Short problem
Exclude the pictures, then repeat the remaining data exactly.

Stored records
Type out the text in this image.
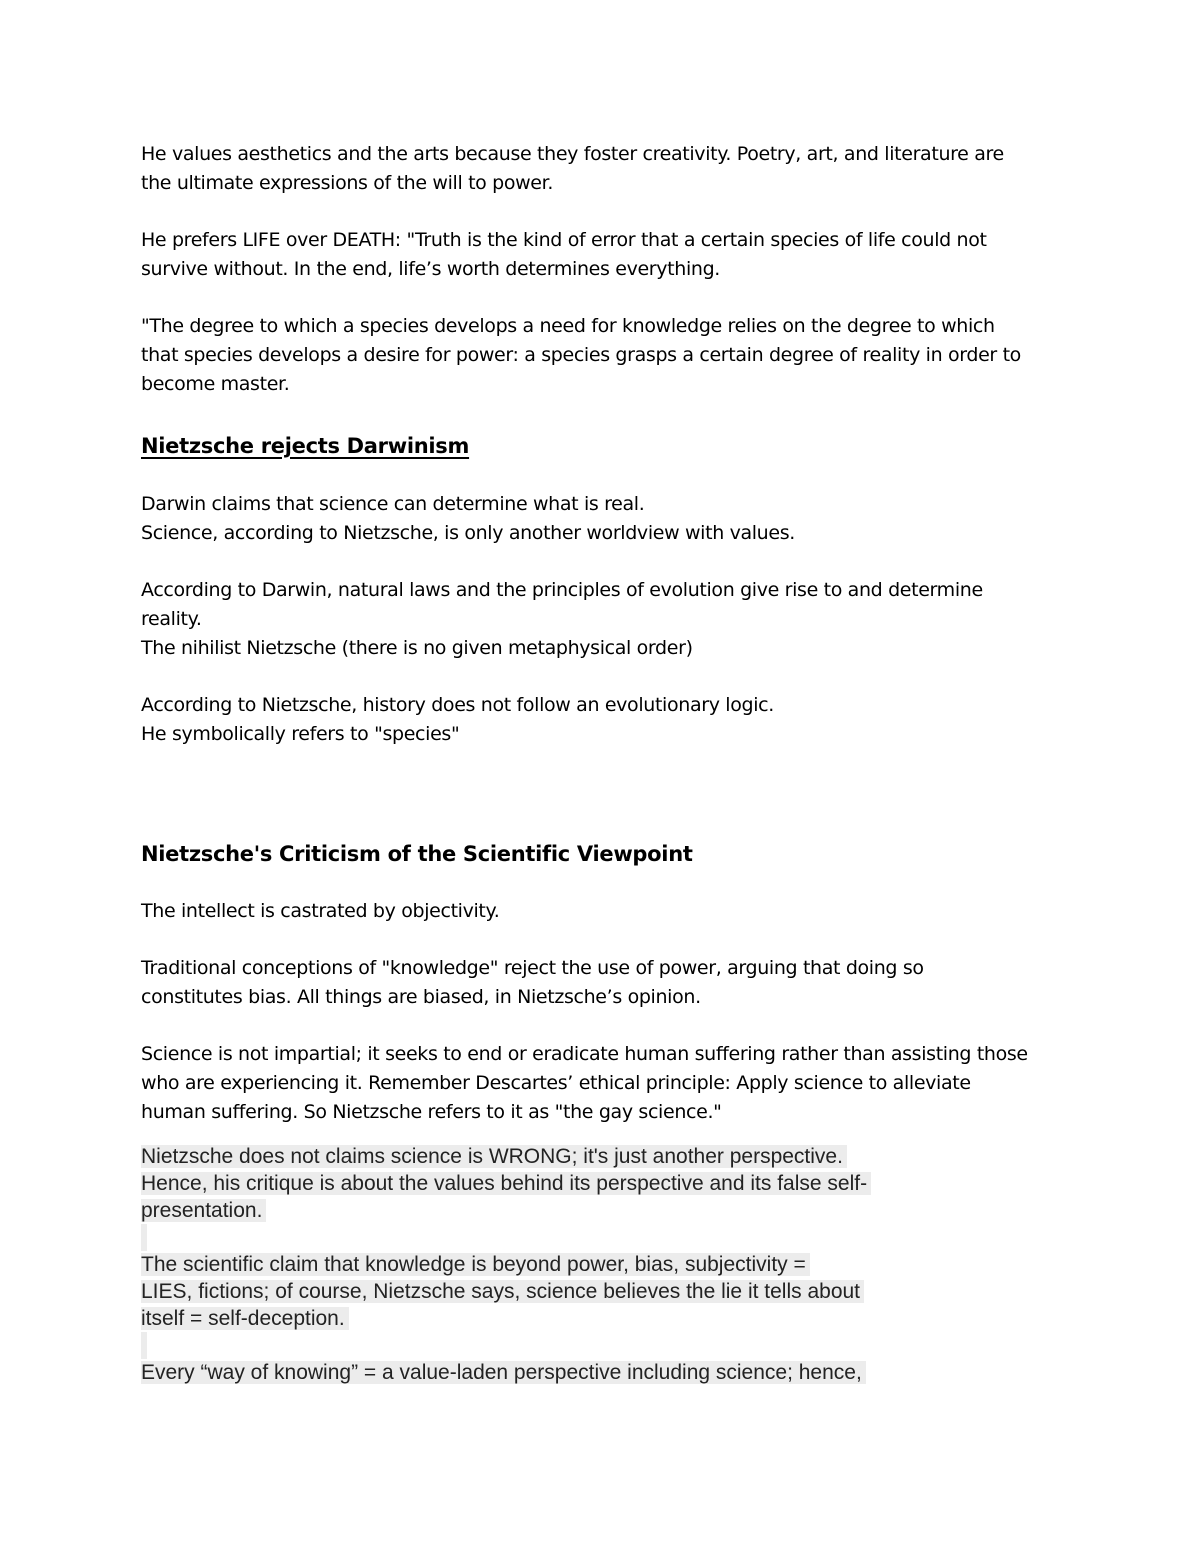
He values aesthetics and the arts because they foster creativity. Poetry, art, and literature are

the ultimate expressions of the will to power.

He prefers LIFE over DEATH: "Truth is the kind of error that a certain species of life could not

survive without. In the end, life’s worth determines everything.

"The degree to which a species develops a need for knowledge relies on the degree to which

that species develops a desire for power: a species grasps a certain degree of reality in order to

become master.

Nietzsche rejects Darwinism

Darwin claims that science can determine what is real.

Science, according to Nietzsche, is only another worldview with values.

According to Darwin, natural laws and the principles of evolution give rise to and determine

reality.

The nihilist Nietzsche (there is no given metaphysical order)

According to Nietzsche, history does not follow an evolutionary logic.

He symbolically refers to "species"

Nietzsche's Criticism of the Scientific Viewpoint

The intellect is castrated by objectivity.

Traditional conceptions of "knowledge" reject the use of power, arguing that doing so

constitutes bias. All things are biased, in Nietzsche’s opinion.

Science is not impartial; it seeks to end or eradicate human suffering rather than assisting those

who are experiencing it. Remember Descartes’ ethical principle: Apply science to alleviate

human suffering. So Nietzsche refers to it as "the gay science."

Nietzsche does not claims science is WRONG; it's just another perspective.
Hence, his critique is about the values behind its perspective and its false self-
presentation.
The scientific claim that knowledge is beyond power, bias, subjectivity =
LIES, fictions; of course, Nietzsche says, science believes the lie it tells about
itself = self-deception.
Every “way of knowing” = a value-laden perspective including science; hence,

Answer in full
Type out the text in this image.
He values aesthetics and the arts because they foster creativity. Poetry, art, and literature are

the ultimate expressions of the will to power.

He prefers LIFE over DEATH: "Truth is the kind of error that a certain species of life could not

survive without. In the end, life’s worth determines everything.

"The degree to which a species develops a need for knowledge relies on the degree to which

that species develops a desire for power: a species grasps a certain degree of reality in order to

become master.

Nietzsche rejects Darwinism

Darwin claims that science can determine what is real.

Science, according to Nietzsche, is only another worldview with values.

According to Darwin, natural laws and the principles of evolution give rise to and determine

reality.

The nihilist Nietzsche (there is no given metaphysical order)

According to Nietzsche, history does not follow an evolutionary logic.

He symbolically refers to "species"

Nietzsche's Criticism of the Scientific Viewpoint

The intellect is castrated by objectivity.

Traditional conceptions of "knowledge" reject the use of power, arguing that doing so

constitutes bias. All things are biased, in Nietzsche’s opinion.

Science is not impartial; it seeks to end or eradicate human suffering rather than assisting those

who are experiencing it. Remember Descartes’ ethical principle: Apply science to alleviate

human suffering. So Nietzsche refers to it as "the gay science."

Nietzsche does not claims science is WRONG; it's just another perspective.
Hence, his critique is about the values behind its perspective and its false self-
presentation.
The scientific claim that knowledge is beyond power, bias, subjectivity =
LIES, fictions; of course, Nietzsche says, science believes the lie it tells about
itself = self-deception.
Every “way of knowing” = a value-laden perspective including science; hence,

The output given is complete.